| Task description |
Give back every line exactly as it appears, pictures excluded.

:::

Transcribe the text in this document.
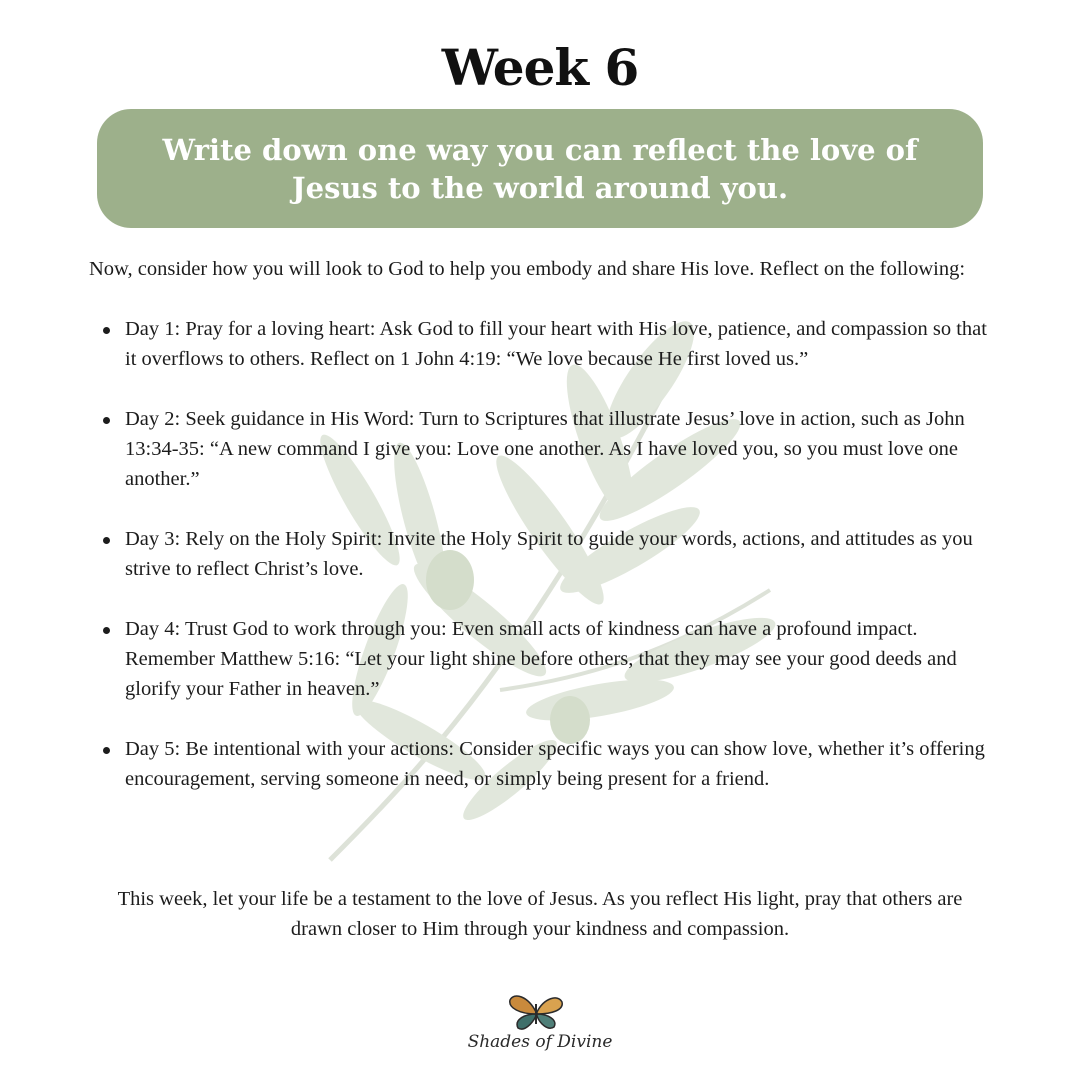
Week 6
Write down one way you can reflect the love of Jesus to the world around you.

Now, consider how you will look to God to help you embody and share His love. Reflect on the following:

Day 1: Pray for a loving heart: Ask God to fill your heart with His love, patience, and compassion so that it overflows to others. Reflect on 1 John 4:19: “We love because He first loved us.”
Day 2: Seek guidance in His Word: Turn to Scriptures that illustrate Jesus’ love in action, such as John 13:34-35: “A new command I give you: Love one another. As I have loved you, so you must love one another.”
Day 3: Rely on the Holy Spirit: Invite the Holy Spirit to guide your words, actions, and attitudes as you strive to reflect Christ’s love.
Day 4: Trust God to work through you: Even small acts of kindness can have a profound impact. Remember Matthew 5:16: “Let your light shine before others, that they may see your good deeds and glorify your Father in heaven.”
Day 5: Be intentional with your actions: Consider specific ways you can show love, whether it’s offering encouragement, serving someone in need, or simply being present for a friend.

This week, let your life be a testament to the love of Jesus. As you reflect His light, pray that others are drawn closer to Him through your kindness and compassion.

Shades of Divine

:::

| Problem solution |
Transcribe the text in this document.
Week 6
Write down one way you can reflect the love of Jesus to the world around you.

Now, consider how you will look to God to help you embody and share His love. Reflect on the following:

Day 1: Pray for a loving heart: Ask God to fill your heart with His love, patience, and compassion so that it overflows to others. Reflect on 1 John 4:19: “We love because He first loved us.”
Day 2: Seek guidance in His Word: Turn to Scriptures that illustrate Jesus’ love in action, such as John 13:34-35: “A new command I give you: Love one another. As I have loved you, so you must love one another.”
Day 3: Rely on the Holy Spirit: Invite the Holy Spirit to guide your words, actions, and attitudes as you strive to reflect Christ’s love.
Day 4: Trust God to work through you: Even small acts of kindness can have a profound impact. Remember Matthew 5:16: “Let your light shine before others, that they may see your good deeds and glorify your Father in heaven.”
Day 5: Be intentional with your actions: Consider specific ways you can show love, whether it’s offering encouragement, serving someone in need, or simply being present for a friend.

This week, let your life be a testament to the love of Jesus. As you reflect His light, pray that others are drawn closer to Him through your kindness and compassion.

Shades of Divine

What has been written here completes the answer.